WORK TO COMPLETE:
Pick out every line in the data below that holds "خودرو".
--- Start of INPUT DATA ---
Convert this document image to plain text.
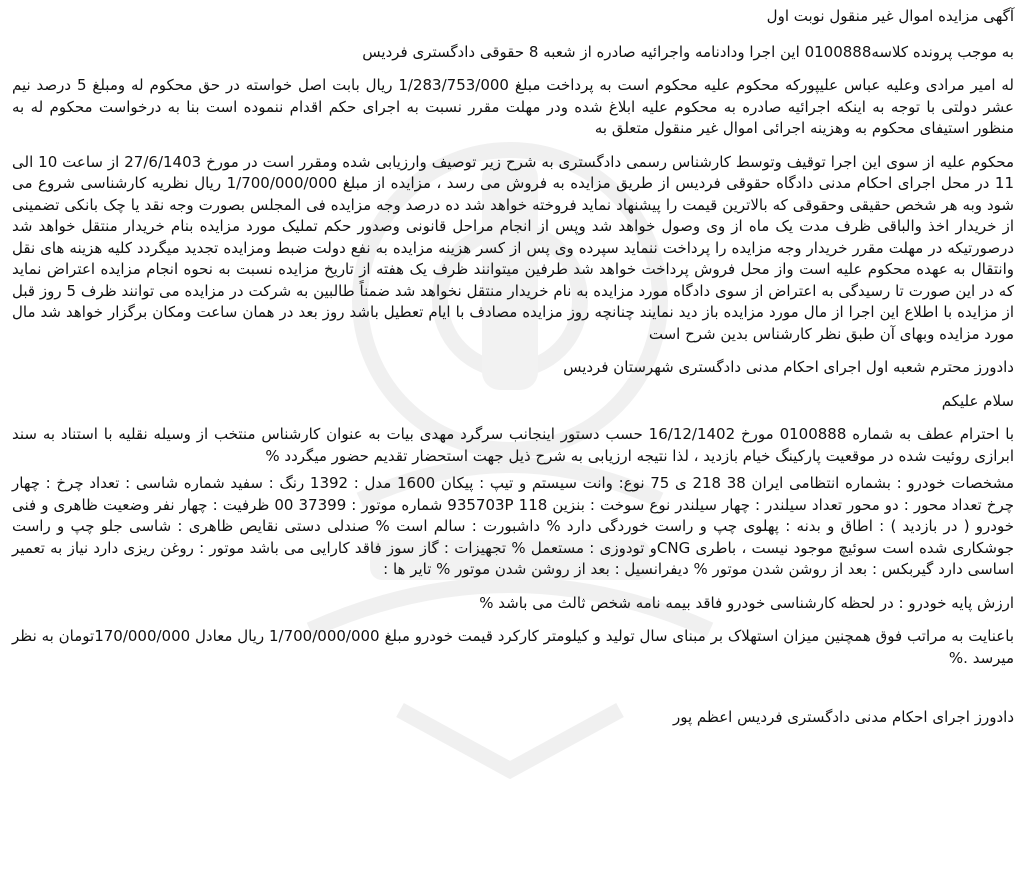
آگهی مزایده اموال غیر منقول نوبت اول

به موجب پرونده کلاسه0100888 این اجرا ودادنامه واجرائیه صادره از شعبه 8 حقوقی دادگستری فردیس

له امیر مرادی وعلیه عباس علیپورکه محکوم علیه محکوم است به پرداخت مبلغ 1/283/753/000 ریال بابت اصل خواسته در حق محکوم له ومبلغ 5 درصد نیم عشر دولتی با توجه به اینکه اجرائیه صادره به محکوم علیه ابلاغ شده ودر مهلت مقرر نسبت به اجرای حکم اقدام ننموده است بنا به درخواست محکوم له به منظور استیفای محکوم به وهزینه اجرائی اموال غیر منقول متعلق به

محکوم علیه از سوی این اجرا توقیف وتوسط کارشناس رسمی دادگستری به شرح زیر توصیف وارزیابی شده ومقرر است در مورخ 27/6/1403 از ساعت 10 الی 11 در محل اجرای احکام مدنی دادگاه حقوقی فردیس از طریق مزایده به فروش می رسد ، مزایده از مبلغ 1/700/000/000 ریال نظریه کارشناسی شروع می شود وبه هر شخص حقیقی وحقوقی که بالاترین قیمت را پیشنهاد نماید فروخته خواهد شد ده درصد وجه مزایده فی المجلس بصورت وجه نقد یا چک بانکی تضمینی از خریدار اخذ والباقی ظرف مدت یک ماه از وی وصول خواهد شد وپس از انجام مراحل قانونی وصدور حکم تملیک مورد مزایده بنام خریدار منتقل خواهد شد درصورتیکه در مهلت مقرر خریدار وجه مزایده را پرداخت ننماید سپرده وی پس از کسر هزینه مزایده به نفع دولت ضبط ومزایده تجدید میگردد کلیه هزینه های نقل وانتقال به عهده محکوم علیه است واز محل فروش پرداخت خواهد شد طرفین میتوانند ظرف یک هفته از تاریخ مزایده نسبت به نحوه انجام مزایده اعتراض نماید که در این صورت تا رسیدگی به اعتراض از سوی دادگاه مورد مزایده به نام خریدار منتقل نخواهد شد ضمناً طالبین به شرکت در مزایده می توانند ظرف 5 روز قبل از مزایده با اطلاع این اجرا از مال مورد مزایده باز دید نمایند چنانچه روز مزایده مصادف با ایام تعطیل باشد روز بعد در همان ساعت ومکان برگزار خواهد شد مال مورد مزایده وبهای آن طبق نظر کارشناس بدین شرح است

دادورز محترم شعبه اول اجرای احکام مدنی دادگستری شهرستان فردیس

سلام علیکم

با احترام عطف به شماره 0100888 مورخ 16/12/1402 حسب دستور اینجانب سرگرد مهدی بیات به عنوان کارشناس منتخب از وسیله نقلیه با استناد به سند ابرازی روئیت شده در موقعیت پارکینگ خیام بازدید ، لذا نتیجه ارزیابی به شرح ذیل جهت استحضار تقدیم حضور میگردد %

مشخصات خودرو : بشماره انتظامی ایران 38 218 ی 75 نوع: وانت سیستم و تیپ : پیکان 1600 مدل : 1392 رنگ : سفید شماره شاسی : تعداد چرخ : چهار چرخ تعداد محور : دو محور تعداد سیلندر : چهار سیلندر نوع سوخت : بنزین 118 935703P شماره موتور : 37399 00 ظرفیت : چهار نفر وضعیت ظاهری و فنی خودرو ( در بازدید ) : اطاق و بدنه : پهلوی چپ و راست خوردگی دارد % داشبورت : سالم است % صندلی دستی نقایص ظاهری : شاسی جلو چپ و راست جوشکاری شده است سوئیچ موجود نیست ، باطری CNGو تودوزی : مستعمل % تجهیزات : گاز سوز فاقد کارایی می باشد موتور : روغن ریزی دارد نیاز به تعمیر اساسی دارد گیربکس : بعد از روشن شدن موتور % دیفرانسیل : بعد از روشن شدن موتور % تایر ها :

ارزش پایه خودرو : در لحظه کارشناسی خودرو فاقد بیمه نامه شخص ثالث می باشد %

باعنایت به مراتب فوق همچنین میزان استهلاک بر مبنای سال تولید و کیلومتر کارکرد قیمت خودرو مبلغ 1/700/000/000 ریال معادل 170/000/000تومان به نظر میرسد .%

دادورز اجرای احکام مدنی دادگستری فردیس اعظم پور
--- End of INPUT DATA ---
OUTPUT FOR THIS TASK:
مشخصات خودرو : بشماره انتظامی ایران 38 218 ی 75 نوع: وانت سیستم و تیپ : پیکان 1600 مدل : 1392 رنگ : سفید شماره شاسی : تعداد چرخ : چهار چرخ تعداد محور : دو محور تعداد سیلندر : چهار سیلندر نوع سوخت : بنزین 118 935703P شماره موتور : 37399 00 ظرفیت : چهار نفر وضعیت ظاهری و فنی خودرو ( در بازدید ) : اطاق و بدنه : پهلوی چپ و راست خوردگی دارد % داشبورت : سالم است % صندلی دستی نقایص ظاهری : شاسی جلو چپ و راست جوشکاری شده است سوئیچ موجود نیست ، باطری CNGو تودوزی : مستعمل % تجهیزات : گاز سوز فاقد کارایی می باشد موتور : روغن ریزی دارد نیاز به تعمیر اساسی دارد گیربکس : بعد از روشن شدن موتور % دیفرانسیل : بعد از روشن شدن موتور % تایر ها :
ارزش پایه خودرو : در لحظه کارشناسی خودرو فاقد بیمه نامه شخص ثالث می باشد %
باعنایت به مراتب فوق همچنین میزان استهلاک بر مبنای سال تولید و کیلومتر کارکرد قیمت خودرو مبلغ 1/700/000/000 ریال معادل 170/000/000تومان به نظر میرسد .%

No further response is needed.